* _Extracted records_:
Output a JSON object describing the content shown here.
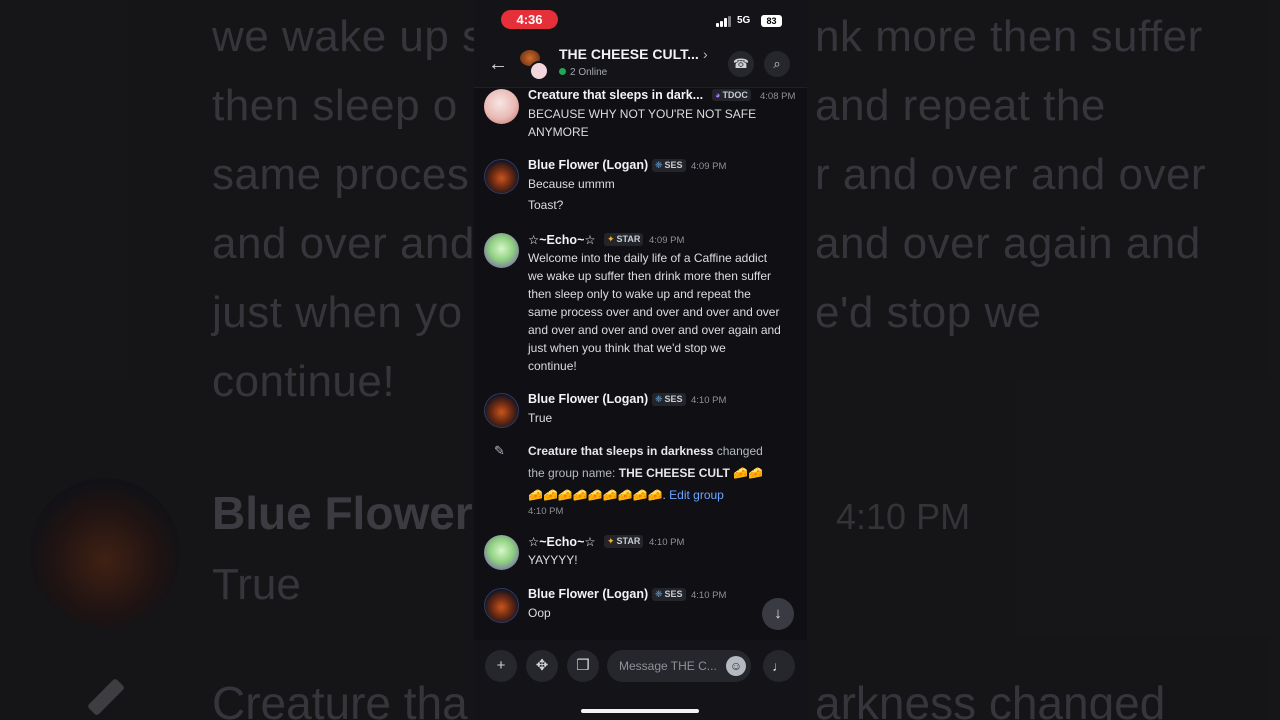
{
  "background": {
    "lines": [
      "we wake up s",
      "then sleep o",
      "same proces",
      "and over and",
      "just when yo",
      "continue!"
    ],
    "lines_right": [
      "nk more then suffer",
      "and repeat the",
      "r and over and over",
      "and over again and",
      "e'd stop we"
    ],
    "name": "Blue Flower",
    "time": "4:10 PM",
    "true_text": "True",
    "bottom_left": "Creature tha",
    "bottom_right": "arkness changed"
  },
  "status": {
    "time": "4:36",
    "network": "5G",
    "battery": "83"
  },
  "header": {
    "back_icon": "←",
    "group_name": "THE CHEESE CULT...",
    "chevron": "›",
    "online": "2 Online"
  },
  "messages": [
    {
      "author": "Creature that sleeps in dark...",
      "tag": "TDOC",
      "tag_glyph": "◕",
      "time": "4:08 PM",
      "lines": [
        "BECAUSE WHY NOT YOU'RE NOT SAFE",
        "ANYMORE"
      ]
    },
    {
      "author": "Blue Flower (Logan)",
      "tag": "SES",
      "tag_glyph": "❈",
      "time": "4:09 PM",
      "lines": [
        "Because ummm"
      ],
      "extra": "Toast?"
    },
    {
      "author": "☆~Echo~☆",
      "tag": "STAR",
      "tag_glyph": "✦",
      "time": "4:09 PM",
      "lines": [
        "Welcome into the daily life of a Caffine addict",
        "we wake up suffer then drink more then suffer",
        "then sleep only to wake up and repeat the",
        "same process over and over and over and over",
        "and over and over and over and over again and",
        "just when you think that we'd stop we",
        "continue!"
      ]
    },
    {
      "author": "Blue Flower (Logan)",
      "tag": "SES",
      "tag_glyph": "❈",
      "time": "4:10 PM",
      "lines": [
        "True"
      ]
    },
    {
      "author": "☆~Echo~☆",
      "tag": "STAR",
      "tag_glyph": "✦",
      "time": "4:10 PM",
      "lines": [
        "YAYYYY!"
      ]
    },
    {
      "author": "Blue Flower (Logan)",
      "tag": "SES",
      "tag_glyph": "❈",
      "time": "4:10 PM",
      "lines": [
        "Oop"
      ]
    }
  ],
  "system": {
    "actor": "Creature that sleeps in darkness",
    "action": " changed",
    "line2_prefix": "the group name: ",
    "new_name": "THE CHEESE CULT",
    "cheese_a": "🧀🧀",
    "cheese_b": "🧀🧀🧀🧀🧀🧀🧀🧀🧀",
    "period": ". ",
    "link": "Edit group",
    "time": "4:10 PM",
    "icon": "✎"
  },
  "composer": {
    "placeholder": "Message THE C...",
    "plus_icon": "+",
    "apps_icon": "✥",
    "gift_icon": "❒",
    "emoji_icon": "☺",
    "mic_icon": "♩"
  },
  "scroll_icon": "↓",
  "call_icon": "☎",
  "search_icon": "⌕"
}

* _Stated problem_: Find how many lines in the listing contain the word "then" and give that count alone.

* _Response to this task_: 4